======== Source data

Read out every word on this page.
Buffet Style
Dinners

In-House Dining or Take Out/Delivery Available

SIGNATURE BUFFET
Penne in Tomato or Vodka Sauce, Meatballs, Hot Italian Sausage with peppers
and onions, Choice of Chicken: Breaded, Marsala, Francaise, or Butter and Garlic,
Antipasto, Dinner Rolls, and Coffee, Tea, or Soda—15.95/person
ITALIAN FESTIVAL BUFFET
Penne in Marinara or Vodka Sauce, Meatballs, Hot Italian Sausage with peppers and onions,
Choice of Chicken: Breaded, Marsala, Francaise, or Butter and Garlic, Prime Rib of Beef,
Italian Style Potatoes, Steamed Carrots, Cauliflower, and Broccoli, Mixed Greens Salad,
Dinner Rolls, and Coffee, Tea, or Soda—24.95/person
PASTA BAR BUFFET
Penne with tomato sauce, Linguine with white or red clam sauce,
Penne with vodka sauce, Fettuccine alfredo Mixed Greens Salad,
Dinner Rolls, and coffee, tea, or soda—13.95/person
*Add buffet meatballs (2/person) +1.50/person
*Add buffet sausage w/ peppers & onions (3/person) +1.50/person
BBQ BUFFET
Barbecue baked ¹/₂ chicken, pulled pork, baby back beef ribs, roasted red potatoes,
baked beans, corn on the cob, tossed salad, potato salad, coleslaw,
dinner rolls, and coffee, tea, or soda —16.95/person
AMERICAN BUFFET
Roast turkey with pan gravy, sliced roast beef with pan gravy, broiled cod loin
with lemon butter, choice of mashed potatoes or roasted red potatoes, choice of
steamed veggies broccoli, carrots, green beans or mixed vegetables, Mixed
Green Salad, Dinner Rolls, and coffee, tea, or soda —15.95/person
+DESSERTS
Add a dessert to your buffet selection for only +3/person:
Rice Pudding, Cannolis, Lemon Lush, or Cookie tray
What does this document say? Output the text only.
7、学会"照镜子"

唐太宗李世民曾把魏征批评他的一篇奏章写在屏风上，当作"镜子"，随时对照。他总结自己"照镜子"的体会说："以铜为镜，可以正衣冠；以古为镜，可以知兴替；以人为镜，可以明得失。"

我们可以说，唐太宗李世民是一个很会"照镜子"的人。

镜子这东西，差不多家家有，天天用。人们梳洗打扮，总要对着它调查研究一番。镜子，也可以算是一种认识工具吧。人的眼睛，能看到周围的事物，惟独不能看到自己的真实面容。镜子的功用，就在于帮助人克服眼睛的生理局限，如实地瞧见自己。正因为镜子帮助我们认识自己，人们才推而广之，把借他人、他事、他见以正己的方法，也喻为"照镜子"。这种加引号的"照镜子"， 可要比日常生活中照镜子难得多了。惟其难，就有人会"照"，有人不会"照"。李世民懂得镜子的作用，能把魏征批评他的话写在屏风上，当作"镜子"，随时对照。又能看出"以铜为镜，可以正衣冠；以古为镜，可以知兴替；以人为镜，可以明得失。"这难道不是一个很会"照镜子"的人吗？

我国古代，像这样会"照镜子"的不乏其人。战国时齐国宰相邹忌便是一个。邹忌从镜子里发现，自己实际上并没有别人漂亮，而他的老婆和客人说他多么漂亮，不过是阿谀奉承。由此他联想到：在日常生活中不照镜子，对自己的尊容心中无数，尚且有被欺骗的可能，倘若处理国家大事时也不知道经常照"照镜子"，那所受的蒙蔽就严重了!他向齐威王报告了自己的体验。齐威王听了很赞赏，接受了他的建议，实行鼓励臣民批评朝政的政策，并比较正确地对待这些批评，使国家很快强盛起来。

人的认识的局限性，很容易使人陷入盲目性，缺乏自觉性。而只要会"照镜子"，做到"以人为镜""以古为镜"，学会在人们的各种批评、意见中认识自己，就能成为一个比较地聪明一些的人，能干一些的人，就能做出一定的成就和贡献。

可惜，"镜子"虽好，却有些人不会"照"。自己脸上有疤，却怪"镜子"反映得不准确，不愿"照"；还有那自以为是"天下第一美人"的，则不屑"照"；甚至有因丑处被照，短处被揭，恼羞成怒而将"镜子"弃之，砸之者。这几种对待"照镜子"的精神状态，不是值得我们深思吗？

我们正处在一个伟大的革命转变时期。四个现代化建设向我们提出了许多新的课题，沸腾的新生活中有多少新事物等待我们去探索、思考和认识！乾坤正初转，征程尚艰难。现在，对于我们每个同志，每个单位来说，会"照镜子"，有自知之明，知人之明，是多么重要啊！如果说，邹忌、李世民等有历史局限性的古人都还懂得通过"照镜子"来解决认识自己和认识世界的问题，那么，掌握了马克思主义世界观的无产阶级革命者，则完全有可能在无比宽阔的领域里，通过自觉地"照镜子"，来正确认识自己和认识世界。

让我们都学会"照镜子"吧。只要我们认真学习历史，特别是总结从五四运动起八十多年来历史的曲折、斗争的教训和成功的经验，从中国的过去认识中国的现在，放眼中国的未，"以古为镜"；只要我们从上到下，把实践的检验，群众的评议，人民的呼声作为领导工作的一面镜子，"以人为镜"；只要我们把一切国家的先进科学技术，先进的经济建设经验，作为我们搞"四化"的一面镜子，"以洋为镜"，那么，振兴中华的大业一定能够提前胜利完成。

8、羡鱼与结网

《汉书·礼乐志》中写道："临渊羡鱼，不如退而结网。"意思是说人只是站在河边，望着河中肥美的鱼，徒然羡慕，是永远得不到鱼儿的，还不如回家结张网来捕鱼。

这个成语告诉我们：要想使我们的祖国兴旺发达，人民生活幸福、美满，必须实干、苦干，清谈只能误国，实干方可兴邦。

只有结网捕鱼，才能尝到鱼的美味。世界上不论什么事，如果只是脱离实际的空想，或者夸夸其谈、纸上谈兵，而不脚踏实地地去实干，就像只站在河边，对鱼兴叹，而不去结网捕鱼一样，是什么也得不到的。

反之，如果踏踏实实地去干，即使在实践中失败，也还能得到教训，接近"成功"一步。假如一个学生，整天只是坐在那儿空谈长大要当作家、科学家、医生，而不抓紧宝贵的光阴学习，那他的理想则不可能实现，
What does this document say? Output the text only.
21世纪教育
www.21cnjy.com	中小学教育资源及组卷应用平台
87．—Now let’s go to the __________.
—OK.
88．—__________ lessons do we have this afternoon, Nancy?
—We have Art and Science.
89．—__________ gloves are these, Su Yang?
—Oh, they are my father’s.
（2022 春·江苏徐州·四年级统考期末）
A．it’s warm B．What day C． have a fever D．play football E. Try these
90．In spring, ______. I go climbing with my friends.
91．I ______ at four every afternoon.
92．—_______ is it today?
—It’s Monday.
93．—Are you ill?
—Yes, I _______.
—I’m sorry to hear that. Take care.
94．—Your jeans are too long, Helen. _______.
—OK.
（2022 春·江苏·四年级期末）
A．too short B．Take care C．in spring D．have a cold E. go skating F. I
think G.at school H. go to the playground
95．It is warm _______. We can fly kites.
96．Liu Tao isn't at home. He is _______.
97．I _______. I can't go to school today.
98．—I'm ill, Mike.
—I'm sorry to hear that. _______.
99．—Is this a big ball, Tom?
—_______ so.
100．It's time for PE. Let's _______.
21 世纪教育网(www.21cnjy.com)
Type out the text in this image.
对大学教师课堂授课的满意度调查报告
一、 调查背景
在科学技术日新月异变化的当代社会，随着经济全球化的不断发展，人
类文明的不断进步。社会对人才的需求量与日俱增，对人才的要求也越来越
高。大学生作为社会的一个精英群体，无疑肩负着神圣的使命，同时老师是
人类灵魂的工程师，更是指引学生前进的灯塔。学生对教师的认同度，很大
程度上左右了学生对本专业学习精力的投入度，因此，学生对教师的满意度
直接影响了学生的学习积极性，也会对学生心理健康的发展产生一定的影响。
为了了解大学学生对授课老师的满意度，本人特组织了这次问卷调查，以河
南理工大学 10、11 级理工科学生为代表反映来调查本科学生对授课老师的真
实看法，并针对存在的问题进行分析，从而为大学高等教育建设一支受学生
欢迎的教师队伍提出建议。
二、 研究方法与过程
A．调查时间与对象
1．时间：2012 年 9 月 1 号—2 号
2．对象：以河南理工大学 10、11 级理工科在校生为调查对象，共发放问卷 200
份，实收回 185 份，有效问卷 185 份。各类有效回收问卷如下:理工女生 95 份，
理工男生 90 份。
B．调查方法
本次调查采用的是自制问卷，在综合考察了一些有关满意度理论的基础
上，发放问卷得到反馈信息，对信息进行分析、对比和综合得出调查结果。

================

Task objective: In the entries above, count each line holding "Greens" and report the total and nothing more.

Result of the task: 2